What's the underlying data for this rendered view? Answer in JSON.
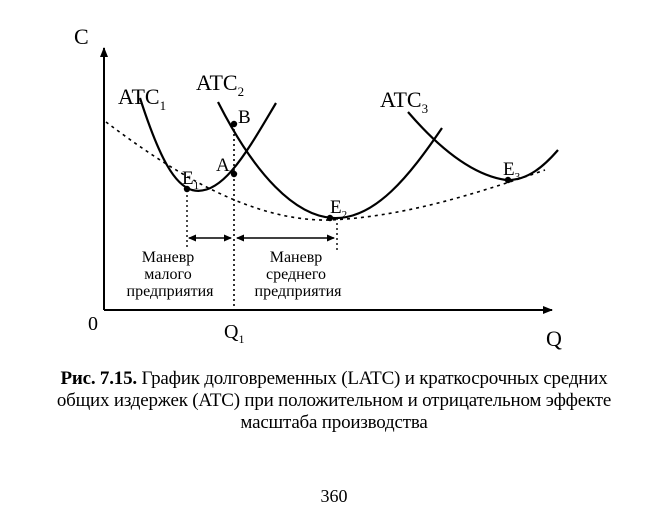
{
  "figure": {
    "axis_y_label": "C",
    "axis_x_label": "Q",
    "origin_label": "0",
    "q1_label_main": "Q",
    "q1_label_sub": "1",
    "curves": [
      {
        "name": "ATC",
        "sub": "1"
      },
      {
        "name": "ATC",
        "sub": "2"
      },
      {
        "name": "ATC",
        "sub": "3"
      }
    ],
    "points": {
      "e1": {
        "main": "E",
        "sub": "1"
      },
      "e2": {
        "main": "E",
        "sub": "2"
      },
      "e3": {
        "main": "E",
        "sub": "3"
      },
      "a": "A",
      "b": "B"
    },
    "small_maneuver": [
      "Маневр",
      "малого",
      "предприятия"
    ],
    "medium_maneuver": [
      "Маневр",
      "среднего",
      "предприятия"
    ]
  },
  "caption": {
    "number": "Рис. 7.15.",
    "lines": [
      "График долговременных (LATC) и краткосрочных средних",
      "общих издержек (ATC) при положительном и отрицательном эффекте",
      "масштаба производства"
    ]
  },
  "page_number": "360"
}
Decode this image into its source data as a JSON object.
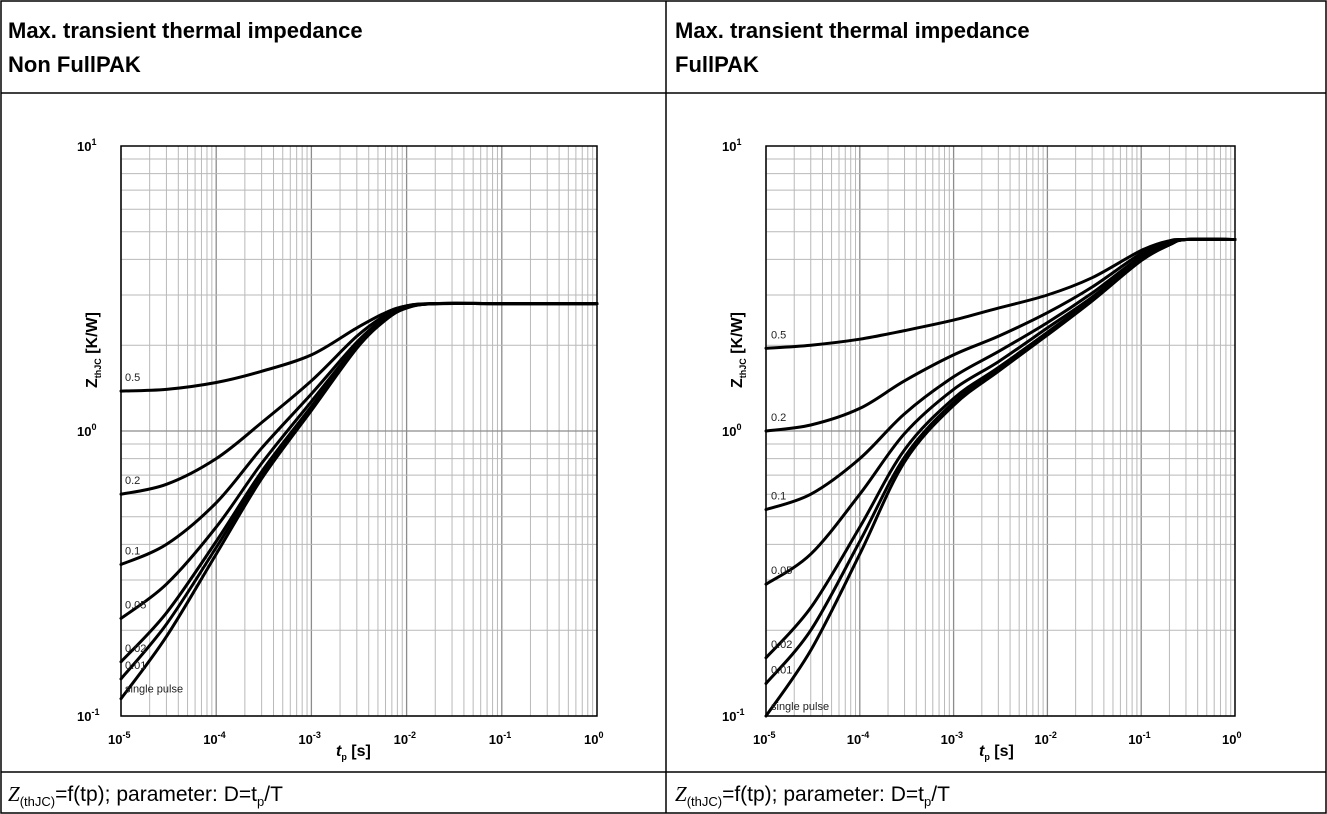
{
  "panels": [
    {
      "title_line1": "Max. transient thermal impedance",
      "title_line2": "Non FullPAK",
      "caption": {
        "z": "Z",
        "sub": "(thJC)",
        "mid": "=f(tp); parameter: D=t",
        "psub": "p",
        "tail": "/T"
      }
    },
    {
      "title_line1": "Max. transient thermal impedance",
      "title_line2": "FullPAK",
      "caption": {
        "z": "Z",
        "sub": "(thJC)",
        "mid": "=f(tp); parameter: D=t",
        "psub": "p",
        "tail": "/T"
      }
    }
  ],
  "chart_data": [
    {
      "type": "line",
      "title": "",
      "xlabel": "tp [s]",
      "ylabel": "ZthJC [K/W]",
      "x_scale": "log",
      "y_scale": "log",
      "xlim": [
        1e-05,
        1
      ],
      "ylim": [
        0.1,
        10
      ],
      "grid": true,
      "legend": "inline labels at left",
      "x_ticks": [
        {
          "base": "10",
          "exp": "-5"
        },
        {
          "base": "10",
          "exp": "-4"
        },
        {
          "base": "10",
          "exp": "-3"
        },
        {
          "base": "10",
          "exp": "-2"
        },
        {
          "base": "10",
          "exp": "-1"
        },
        {
          "base": "10",
          "exp": "0"
        }
      ],
      "y_ticks": [
        {
          "base": "10",
          "exp": "-1"
        },
        {
          "base": "10",
          "exp": "0"
        },
        {
          "base": "10",
          "exp": "1"
        }
      ],
      "x_label_parts": {
        "t": "t",
        "sub": "p",
        "unit": " [s]"
      },
      "y_label_parts": {
        "z": "Z",
        "sub": "thJC",
        "unit": " [K/W]"
      },
      "series": [
        {
          "name": "0.5",
          "x": [
            1e-05,
            3e-05,
            0.0001,
            0.0003,
            0.001,
            0.003,
            0.006,
            0.01,
            0.02,
            0.1,
            1
          ],
          "y": [
            1.38,
            1.4,
            1.48,
            1.62,
            1.85,
            2.3,
            2.6,
            2.75,
            2.8,
            2.8,
            2.8
          ]
        },
        {
          "name": "0.2",
          "x": [
            1e-05,
            3e-05,
            0.0001,
            0.0003,
            0.001,
            0.003,
            0.006,
            0.01,
            0.02,
            0.1,
            1
          ],
          "y": [
            0.6,
            0.65,
            0.8,
            1.07,
            1.5,
            2.15,
            2.55,
            2.75,
            2.8,
            2.8,
            2.8
          ]
        },
        {
          "name": "0.1",
          "x": [
            1e-05,
            3e-05,
            0.0001,
            0.0003,
            0.001,
            0.003,
            0.006,
            0.01,
            0.02,
            0.1,
            1
          ],
          "y": [
            0.34,
            0.4,
            0.56,
            0.87,
            1.35,
            2.05,
            2.5,
            2.73,
            2.8,
            2.8,
            2.8
          ]
        },
        {
          "name": "0.05",
          "x": [
            1e-05,
            3e-05,
            0.0001,
            0.0003,
            0.001,
            0.003,
            0.006,
            0.01,
            0.02,
            0.1,
            1
          ],
          "y": [
            0.22,
            0.29,
            0.46,
            0.77,
            1.27,
            2.0,
            2.48,
            2.72,
            2.8,
            2.8,
            2.8
          ]
        },
        {
          "name": "0.02",
          "x": [
            1e-05,
            3e-05,
            0.0001,
            0.0003,
            0.001,
            0.003,
            0.006,
            0.01,
            0.02,
            0.1,
            1
          ],
          "y": [
            0.155,
            0.23,
            0.41,
            0.72,
            1.22,
            1.97,
            2.47,
            2.71,
            2.8,
            2.8,
            2.8
          ]
        },
        {
          "name": "0.01",
          "x": [
            1e-05,
            3e-05,
            0.0001,
            0.0003,
            0.001,
            0.003,
            0.006,
            0.01,
            0.02,
            0.1,
            1
          ],
          "y": [
            0.135,
            0.21,
            0.39,
            0.7,
            1.2,
            1.96,
            2.46,
            2.71,
            2.8,
            2.8,
            2.8
          ]
        },
        {
          "name": "single pulse",
          "x": [
            1e-05,
            3e-05,
            0.0001,
            0.0003,
            0.001,
            0.003,
            0.006,
            0.01,
            0.02,
            0.1,
            1
          ],
          "y": [
            0.115,
            0.19,
            0.37,
            0.68,
            1.18,
            1.95,
            2.45,
            2.7,
            2.8,
            2.8,
            2.8
          ]
        }
      ]
    },
    {
      "type": "line",
      "title": "",
      "xlabel": "tp [s]",
      "ylabel": "ZthJC [K/W]",
      "x_scale": "log",
      "y_scale": "log",
      "xlim": [
        1e-05,
        1
      ],
      "ylim": [
        0.1,
        10
      ],
      "grid": true,
      "legend": "inline labels at left",
      "x_ticks": [
        {
          "base": "10",
          "exp": "-5"
        },
        {
          "base": "10",
          "exp": "-4"
        },
        {
          "base": "10",
          "exp": "-3"
        },
        {
          "base": "10",
          "exp": "-2"
        },
        {
          "base": "10",
          "exp": "-1"
        },
        {
          "base": "10",
          "exp": "0"
        }
      ],
      "y_ticks": [
        {
          "base": "10",
          "exp": "-1"
        },
        {
          "base": "10",
          "exp": "0"
        },
        {
          "base": "10",
          "exp": "1"
        }
      ],
      "x_label_parts": {
        "t": "t",
        "sub": "p",
        "unit": " [s]"
      },
      "y_label_parts": {
        "z": "Z",
        "sub": "thJC",
        "unit": " [K/W]"
      },
      "series": [
        {
          "name": "0.5",
          "x": [
            1e-05,
            3e-05,
            0.0001,
            0.0003,
            0.001,
            0.003,
            0.01,
            0.03,
            0.1,
            0.2,
            0.3,
            1
          ],
          "y": [
            1.95,
            2.0,
            2.1,
            2.25,
            2.45,
            2.7,
            3.0,
            3.45,
            4.3,
            4.65,
            4.7,
            4.7
          ]
        },
        {
          "name": "0.2",
          "x": [
            1e-05,
            3e-05,
            0.0001,
            0.0003,
            0.001,
            0.003,
            0.01,
            0.03,
            0.1,
            0.2,
            0.3,
            1
          ],
          "y": [
            1.0,
            1.05,
            1.2,
            1.5,
            1.85,
            2.15,
            2.6,
            3.2,
            4.2,
            4.6,
            4.7,
            4.7
          ]
        },
        {
          "name": "0.1",
          "x": [
            1e-05,
            3e-05,
            0.0001,
            0.0003,
            0.001,
            0.003,
            0.01,
            0.03,
            0.1,
            0.2,
            0.3,
            1
          ],
          "y": [
            0.53,
            0.6,
            0.8,
            1.15,
            1.55,
            1.9,
            2.4,
            3.05,
            4.1,
            4.55,
            4.7,
            4.7
          ]
        },
        {
          "name": "0.05",
          "x": [
            1e-05,
            3e-05,
            0.0001,
            0.0003,
            0.001,
            0.003,
            0.01,
            0.03,
            0.1,
            0.2,
            0.3,
            1
          ],
          "y": [
            0.29,
            0.37,
            0.6,
            0.98,
            1.4,
            1.75,
            2.3,
            2.95,
            4.05,
            4.5,
            4.7,
            4.7
          ]
        },
        {
          "name": "0.02",
          "x": [
            1e-05,
            3e-05,
            0.0001,
            0.0003,
            0.001,
            0.003,
            0.01,
            0.03,
            0.1,
            0.2,
            0.3,
            1
          ],
          "y": [
            0.16,
            0.24,
            0.46,
            0.86,
            1.3,
            1.67,
            2.22,
            2.9,
            4.0,
            4.5,
            4.7,
            4.7
          ]
        },
        {
          "name": "0.01",
          "x": [
            1e-05,
            3e-05,
            0.0001,
            0.0003,
            0.001,
            0.003,
            0.01,
            0.03,
            0.1,
            0.2,
            0.3,
            1
          ],
          "y": [
            0.13,
            0.2,
            0.41,
            0.81,
            1.26,
            1.64,
            2.19,
            2.88,
            3.98,
            4.5,
            4.7,
            4.7
          ]
        },
        {
          "name": "single pulse",
          "x": [
            1e-05,
            3e-05,
            0.0001,
            0.0003,
            0.001,
            0.003,
            0.01,
            0.03,
            0.1,
            0.2,
            0.3,
            1
          ],
          "y": [
            0.1,
            0.17,
            0.37,
            0.78,
            1.23,
            1.62,
            2.17,
            2.86,
            3.96,
            4.5,
            4.7,
            4.7
          ]
        }
      ]
    }
  ]
}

* [Description of the task] Show the lines of the material that contain the word "FullPAK".

* [Final result]
      "title_line2": "Non FullPAK",
      "title_line2": "FullPAK",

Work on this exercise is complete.